▶ **SHORT TASK**: Below are records. Copy every line with "learn" in it.

[Dataset items]
START

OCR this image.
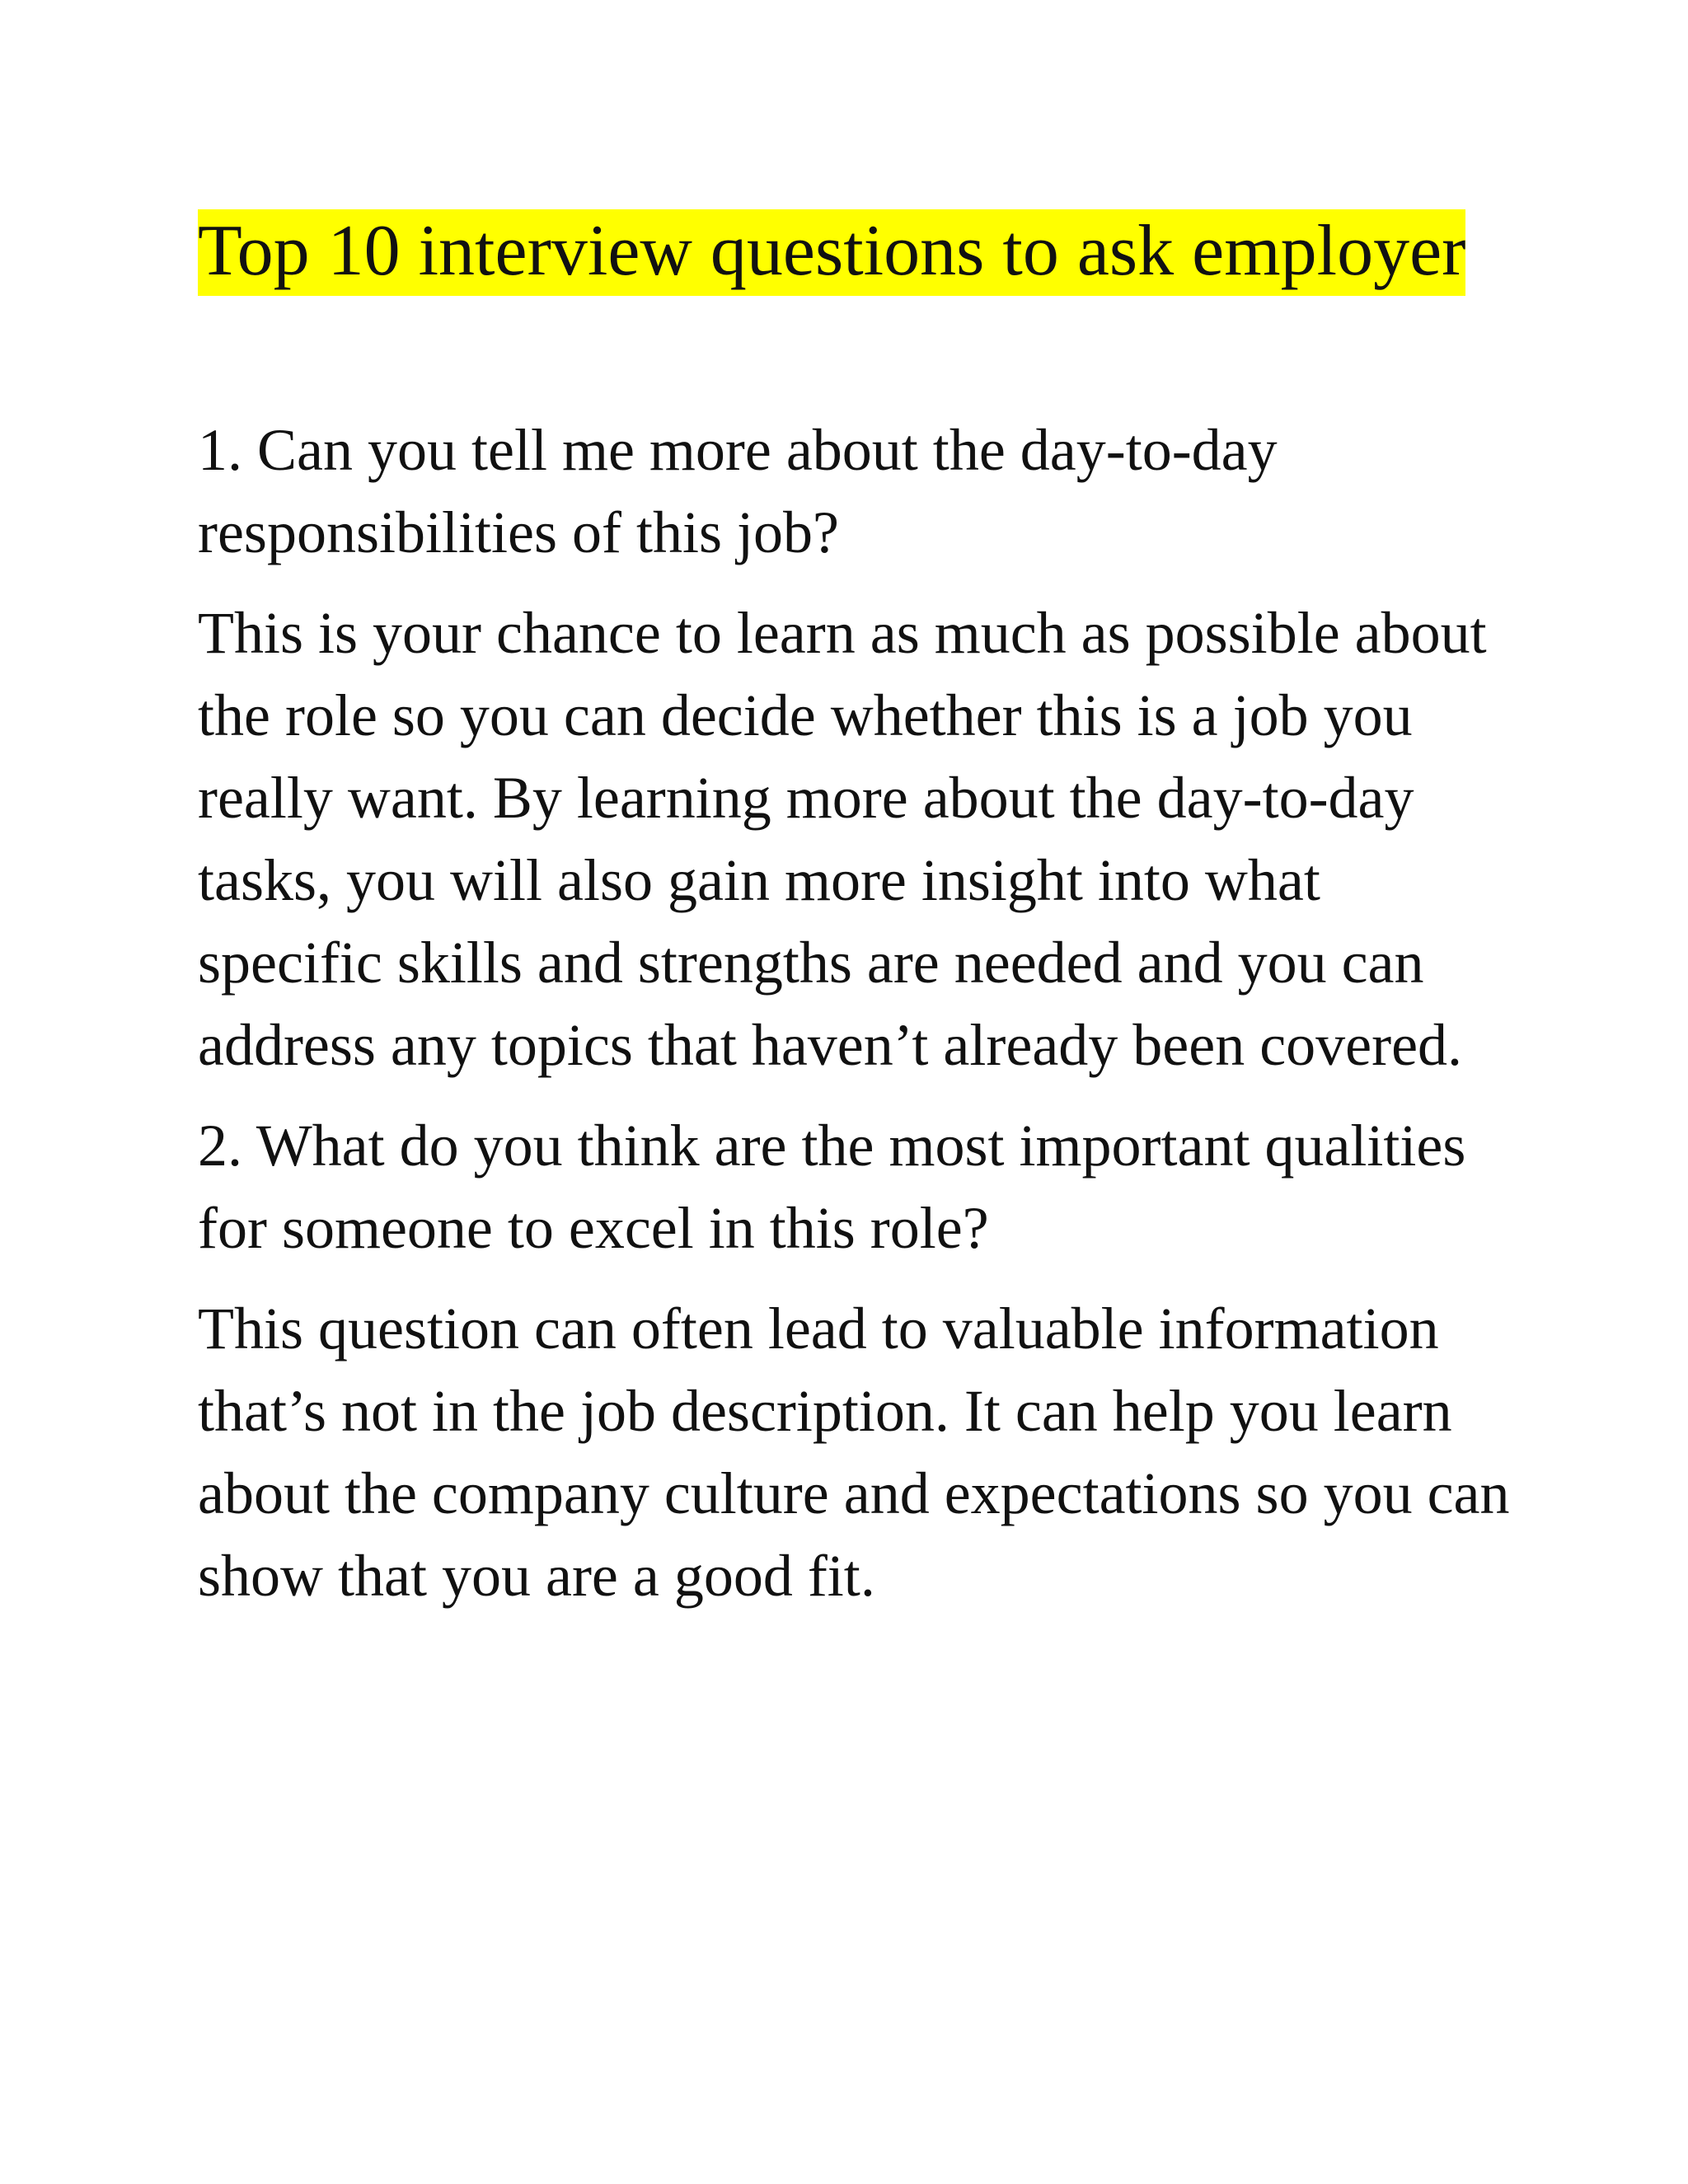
Top 10 interview questions to ask employer

1. Can you tell me more about the day-to-day responsibilities of this job?

This is your chance to learn as much as possible about the role so you can decide whether this is a job you really want. By learning more about the day-to-day tasks, you will also gain more insight into what specific skills and strengths are needed and you can address any topics that haven’t already been covered.

2. What do you think are the most important qualities for someone to excel in this role?

This question can often lead to valuable information that’s not in the job description. It can help you learn about the company culture and expectations so you can show that you are a good fit.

END

▶ **ANSWER TO THE PROBLEM**:
This is your chance to learn as much as possible about the role so you can decide whether this is a job you really want. By learning more about the day-to-day tasks, you will also gain more insight into what specific skills and strengths are needed and you can address any topics that haven’t already been covered.
This question can often lead to valuable information that’s not in the job description. It can help you learn about the company culture and expectations so you can show that you are a good fit.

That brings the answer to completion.